▶ _REQUIRED WORK_
Using the data below, copy each line that includes the word "height".

(Stored items from a collection)
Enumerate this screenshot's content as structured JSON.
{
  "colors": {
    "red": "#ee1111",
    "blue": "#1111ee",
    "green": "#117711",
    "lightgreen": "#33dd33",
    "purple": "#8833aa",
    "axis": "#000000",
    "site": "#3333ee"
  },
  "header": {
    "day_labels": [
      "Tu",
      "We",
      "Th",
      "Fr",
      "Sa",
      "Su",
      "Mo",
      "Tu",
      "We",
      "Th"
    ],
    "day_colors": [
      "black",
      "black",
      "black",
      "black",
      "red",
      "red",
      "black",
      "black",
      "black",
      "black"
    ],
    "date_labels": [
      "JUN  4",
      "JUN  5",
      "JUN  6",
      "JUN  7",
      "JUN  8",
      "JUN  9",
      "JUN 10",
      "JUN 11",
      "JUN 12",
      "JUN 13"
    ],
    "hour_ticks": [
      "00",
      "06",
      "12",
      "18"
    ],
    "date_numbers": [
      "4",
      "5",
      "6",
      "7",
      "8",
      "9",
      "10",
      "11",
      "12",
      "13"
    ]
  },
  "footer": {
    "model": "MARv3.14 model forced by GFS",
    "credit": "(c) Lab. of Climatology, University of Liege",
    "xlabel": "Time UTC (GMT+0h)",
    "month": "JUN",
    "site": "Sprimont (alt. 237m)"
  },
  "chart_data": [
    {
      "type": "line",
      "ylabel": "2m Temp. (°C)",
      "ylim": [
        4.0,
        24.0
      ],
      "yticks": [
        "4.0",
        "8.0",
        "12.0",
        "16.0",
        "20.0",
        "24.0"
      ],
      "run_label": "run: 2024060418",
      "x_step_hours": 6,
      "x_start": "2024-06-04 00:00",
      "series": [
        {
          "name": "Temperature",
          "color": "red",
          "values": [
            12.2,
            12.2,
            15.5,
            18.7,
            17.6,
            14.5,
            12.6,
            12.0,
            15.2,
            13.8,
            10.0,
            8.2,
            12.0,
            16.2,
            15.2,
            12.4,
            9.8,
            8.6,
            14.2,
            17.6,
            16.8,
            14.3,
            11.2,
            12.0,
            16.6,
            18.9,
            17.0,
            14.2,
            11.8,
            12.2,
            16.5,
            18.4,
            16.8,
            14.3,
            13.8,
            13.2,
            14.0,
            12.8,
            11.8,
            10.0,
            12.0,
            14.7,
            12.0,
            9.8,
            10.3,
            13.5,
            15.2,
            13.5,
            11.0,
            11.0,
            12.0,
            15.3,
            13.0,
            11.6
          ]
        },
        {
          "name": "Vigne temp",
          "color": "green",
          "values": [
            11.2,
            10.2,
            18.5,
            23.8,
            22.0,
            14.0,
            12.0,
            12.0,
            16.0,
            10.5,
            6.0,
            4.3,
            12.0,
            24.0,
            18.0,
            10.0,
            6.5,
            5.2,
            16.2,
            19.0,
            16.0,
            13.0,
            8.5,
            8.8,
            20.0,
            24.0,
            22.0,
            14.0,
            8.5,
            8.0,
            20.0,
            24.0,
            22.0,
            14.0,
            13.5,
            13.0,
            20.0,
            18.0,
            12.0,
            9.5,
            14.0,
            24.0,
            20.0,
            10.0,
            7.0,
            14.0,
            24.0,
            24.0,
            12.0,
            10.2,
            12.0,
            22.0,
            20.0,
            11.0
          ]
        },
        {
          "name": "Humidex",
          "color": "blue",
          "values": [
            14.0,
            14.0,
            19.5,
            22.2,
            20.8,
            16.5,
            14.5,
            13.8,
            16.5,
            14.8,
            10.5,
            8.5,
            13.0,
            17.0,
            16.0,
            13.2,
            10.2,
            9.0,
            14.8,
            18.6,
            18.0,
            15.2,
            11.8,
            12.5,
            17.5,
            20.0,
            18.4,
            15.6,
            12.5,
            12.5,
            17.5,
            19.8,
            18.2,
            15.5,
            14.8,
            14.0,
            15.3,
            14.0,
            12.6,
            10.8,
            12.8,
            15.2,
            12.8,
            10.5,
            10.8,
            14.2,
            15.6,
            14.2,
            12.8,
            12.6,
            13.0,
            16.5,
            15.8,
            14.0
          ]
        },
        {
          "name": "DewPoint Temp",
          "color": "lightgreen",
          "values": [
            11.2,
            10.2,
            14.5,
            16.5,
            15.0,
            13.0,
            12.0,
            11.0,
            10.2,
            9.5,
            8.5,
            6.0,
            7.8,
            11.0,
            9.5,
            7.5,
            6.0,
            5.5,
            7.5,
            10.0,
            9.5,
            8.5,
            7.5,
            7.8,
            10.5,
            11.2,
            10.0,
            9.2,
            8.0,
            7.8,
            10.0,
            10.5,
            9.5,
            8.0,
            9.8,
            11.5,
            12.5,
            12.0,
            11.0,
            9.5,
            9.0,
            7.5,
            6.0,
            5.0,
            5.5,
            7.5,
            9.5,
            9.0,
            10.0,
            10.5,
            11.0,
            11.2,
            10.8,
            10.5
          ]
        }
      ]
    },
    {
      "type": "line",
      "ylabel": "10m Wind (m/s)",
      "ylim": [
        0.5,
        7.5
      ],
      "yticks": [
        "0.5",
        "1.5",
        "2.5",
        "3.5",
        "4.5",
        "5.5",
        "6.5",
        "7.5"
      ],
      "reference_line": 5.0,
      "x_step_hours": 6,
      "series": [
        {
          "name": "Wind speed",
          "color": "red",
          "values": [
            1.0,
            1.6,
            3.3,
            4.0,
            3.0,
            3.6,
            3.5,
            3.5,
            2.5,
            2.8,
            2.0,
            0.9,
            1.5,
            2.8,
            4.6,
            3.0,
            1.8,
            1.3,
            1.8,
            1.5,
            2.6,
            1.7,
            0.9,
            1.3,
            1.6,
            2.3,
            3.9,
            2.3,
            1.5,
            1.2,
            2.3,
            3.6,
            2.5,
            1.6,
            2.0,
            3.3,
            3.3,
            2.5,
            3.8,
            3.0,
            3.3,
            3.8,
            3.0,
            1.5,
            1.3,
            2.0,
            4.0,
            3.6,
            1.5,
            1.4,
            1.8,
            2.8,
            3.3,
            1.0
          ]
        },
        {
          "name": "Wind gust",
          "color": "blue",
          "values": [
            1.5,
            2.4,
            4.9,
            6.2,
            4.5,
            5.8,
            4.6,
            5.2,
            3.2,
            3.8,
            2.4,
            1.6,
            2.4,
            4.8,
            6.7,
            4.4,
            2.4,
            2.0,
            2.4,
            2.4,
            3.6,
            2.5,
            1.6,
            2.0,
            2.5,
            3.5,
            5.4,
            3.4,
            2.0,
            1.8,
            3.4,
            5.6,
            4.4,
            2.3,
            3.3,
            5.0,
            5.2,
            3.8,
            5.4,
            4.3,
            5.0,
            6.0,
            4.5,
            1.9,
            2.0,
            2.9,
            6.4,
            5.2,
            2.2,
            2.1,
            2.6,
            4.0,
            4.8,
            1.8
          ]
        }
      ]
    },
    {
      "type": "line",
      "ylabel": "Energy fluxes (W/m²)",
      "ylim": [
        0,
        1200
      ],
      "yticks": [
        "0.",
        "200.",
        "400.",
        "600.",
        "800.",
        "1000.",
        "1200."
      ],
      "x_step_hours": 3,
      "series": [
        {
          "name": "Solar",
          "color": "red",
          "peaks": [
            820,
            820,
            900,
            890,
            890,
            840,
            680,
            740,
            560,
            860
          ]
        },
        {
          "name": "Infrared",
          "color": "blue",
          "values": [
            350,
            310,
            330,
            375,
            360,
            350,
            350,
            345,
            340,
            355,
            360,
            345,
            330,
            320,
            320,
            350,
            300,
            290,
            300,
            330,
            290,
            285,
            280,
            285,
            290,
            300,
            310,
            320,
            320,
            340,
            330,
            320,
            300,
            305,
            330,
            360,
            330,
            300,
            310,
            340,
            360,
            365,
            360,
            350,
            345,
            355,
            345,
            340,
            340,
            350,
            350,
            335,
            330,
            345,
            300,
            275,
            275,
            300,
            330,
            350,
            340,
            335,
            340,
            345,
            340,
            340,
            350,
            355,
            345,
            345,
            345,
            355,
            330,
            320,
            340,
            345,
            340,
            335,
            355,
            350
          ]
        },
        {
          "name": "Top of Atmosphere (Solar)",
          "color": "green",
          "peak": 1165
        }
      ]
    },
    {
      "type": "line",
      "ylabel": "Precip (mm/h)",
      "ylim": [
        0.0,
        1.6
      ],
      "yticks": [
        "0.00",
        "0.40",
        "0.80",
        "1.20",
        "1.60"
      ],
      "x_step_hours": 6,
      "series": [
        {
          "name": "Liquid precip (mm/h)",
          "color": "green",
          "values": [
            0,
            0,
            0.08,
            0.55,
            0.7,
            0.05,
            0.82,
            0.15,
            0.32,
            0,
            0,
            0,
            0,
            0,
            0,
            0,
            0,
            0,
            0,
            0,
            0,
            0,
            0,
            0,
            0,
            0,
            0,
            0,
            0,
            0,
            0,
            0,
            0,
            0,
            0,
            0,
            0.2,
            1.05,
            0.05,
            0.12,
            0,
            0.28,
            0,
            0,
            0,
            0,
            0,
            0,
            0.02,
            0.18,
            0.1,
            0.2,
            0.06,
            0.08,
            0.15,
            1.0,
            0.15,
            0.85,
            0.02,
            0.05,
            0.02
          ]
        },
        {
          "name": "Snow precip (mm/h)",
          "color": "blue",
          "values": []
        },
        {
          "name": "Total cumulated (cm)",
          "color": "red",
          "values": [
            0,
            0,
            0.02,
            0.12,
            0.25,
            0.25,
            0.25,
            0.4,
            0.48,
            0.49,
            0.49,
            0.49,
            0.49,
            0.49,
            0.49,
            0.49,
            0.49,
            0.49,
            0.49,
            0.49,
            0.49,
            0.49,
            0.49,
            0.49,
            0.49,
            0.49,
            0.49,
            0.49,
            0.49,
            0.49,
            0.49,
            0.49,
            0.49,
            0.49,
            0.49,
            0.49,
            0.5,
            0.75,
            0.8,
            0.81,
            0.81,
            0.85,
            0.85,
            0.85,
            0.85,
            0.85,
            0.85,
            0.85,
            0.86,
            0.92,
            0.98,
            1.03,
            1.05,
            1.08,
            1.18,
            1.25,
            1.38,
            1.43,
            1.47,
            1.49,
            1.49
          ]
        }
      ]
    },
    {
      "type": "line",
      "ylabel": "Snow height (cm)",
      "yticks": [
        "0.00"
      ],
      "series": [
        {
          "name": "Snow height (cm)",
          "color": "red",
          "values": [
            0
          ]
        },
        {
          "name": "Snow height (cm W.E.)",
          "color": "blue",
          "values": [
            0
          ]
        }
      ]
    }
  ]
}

▶ _WORKED SOLUTION_
      "ylabel": "Snow height (cm)",
          "name": "Snow height (cm)",
          "name": "Snow height (cm W.E.)",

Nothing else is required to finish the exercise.